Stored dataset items
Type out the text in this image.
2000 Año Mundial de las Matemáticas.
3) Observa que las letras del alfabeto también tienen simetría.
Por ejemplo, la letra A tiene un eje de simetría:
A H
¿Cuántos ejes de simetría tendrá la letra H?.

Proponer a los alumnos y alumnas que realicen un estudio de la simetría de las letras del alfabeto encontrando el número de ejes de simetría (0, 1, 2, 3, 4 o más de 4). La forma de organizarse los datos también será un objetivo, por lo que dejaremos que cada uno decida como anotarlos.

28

__Problem description__.
Reproduce the records above exactly as they appear.

__Result below__.
Type out the text in this image.
2000 Año Mundial de las Matemáticas.
3) Observa que las letras del alfabeto también tienen simetría.
Por ejemplo, la letra A tiene un eje de simetría:
A H
¿Cuántos ejes de simetría tendrá la letra H?.

Proponer a los alumnos y alumnas que realicen un estudio de la simetría de las letras del alfabeto encontrando el número de ejes de simetría (0, 1, 2, 3, 4 o más de 4). La forma de organizarse los datos también será un objetivo, por lo que dejaremos que cada uno decida como anotarlos.

28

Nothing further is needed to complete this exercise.